Task details -> Your task is to repeat the entries word for word while leaving out the pictures.

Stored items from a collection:
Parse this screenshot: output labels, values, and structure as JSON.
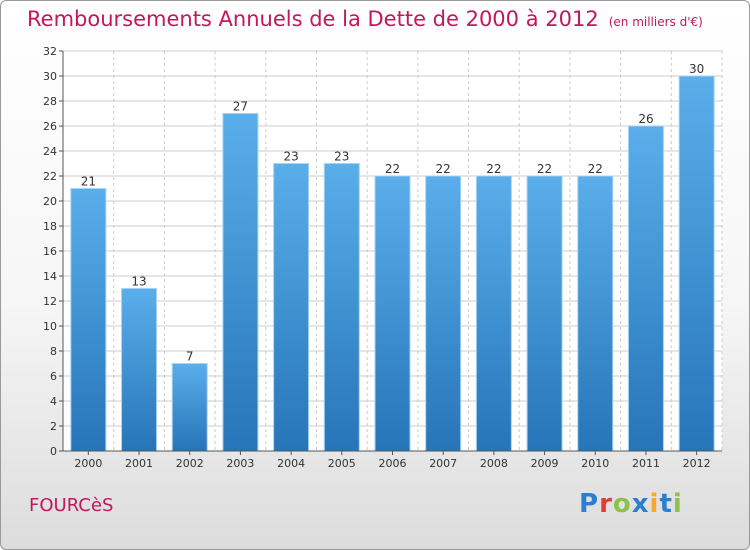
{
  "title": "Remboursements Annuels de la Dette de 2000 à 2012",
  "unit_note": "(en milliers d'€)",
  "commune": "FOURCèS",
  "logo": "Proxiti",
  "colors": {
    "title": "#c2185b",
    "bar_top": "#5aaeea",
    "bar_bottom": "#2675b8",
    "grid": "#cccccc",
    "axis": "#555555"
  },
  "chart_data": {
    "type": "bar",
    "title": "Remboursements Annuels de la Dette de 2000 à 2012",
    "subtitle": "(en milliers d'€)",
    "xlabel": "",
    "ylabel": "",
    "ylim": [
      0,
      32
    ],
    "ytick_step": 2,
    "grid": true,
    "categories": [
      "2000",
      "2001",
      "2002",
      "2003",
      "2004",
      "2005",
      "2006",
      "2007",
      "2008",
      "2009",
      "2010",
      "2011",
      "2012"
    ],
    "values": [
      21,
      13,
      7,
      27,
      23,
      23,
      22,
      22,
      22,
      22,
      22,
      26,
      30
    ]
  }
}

Response for this exercise ->
Parse this screenshot: output labels, values, and structure as JSON.
{
  "title": "Remboursements Annuels de la Dette de 2000 à 2012",
  "unit_note": "(en milliers d'€)",
  "commune": "FOURCèS",
  "logo": "Proxiti",
  "colors": {
    "title": "#c2185b",
    "bar_top": "#5aaeea",
    "bar_bottom": "#2675b8",
    "grid": "#cccccc",
    "axis": "#555555"
  },
  "chart_data": {
    "type": "bar",
    "title": "Remboursements Annuels de la Dette de 2000 à 2012",
    "subtitle": "(en milliers d'€)",
    "xlabel": "",
    "ylabel": "",
    "ylim": [
      0,
      32
    ],
    "ytick_step": 2,
    "grid": true,
    "categories": [
      "2000",
      "2001",
      "2002",
      "2003",
      "2004",
      "2005",
      "2006",
      "2007",
      "2008",
      "2009",
      "2010",
      "2011",
      "2012"
    ],
    "values": [
      21,
      13,
      7,
      27,
      23,
      23,
      22,
      22,
      22,
      22,
      22,
      26,
      30
    ]
  }
}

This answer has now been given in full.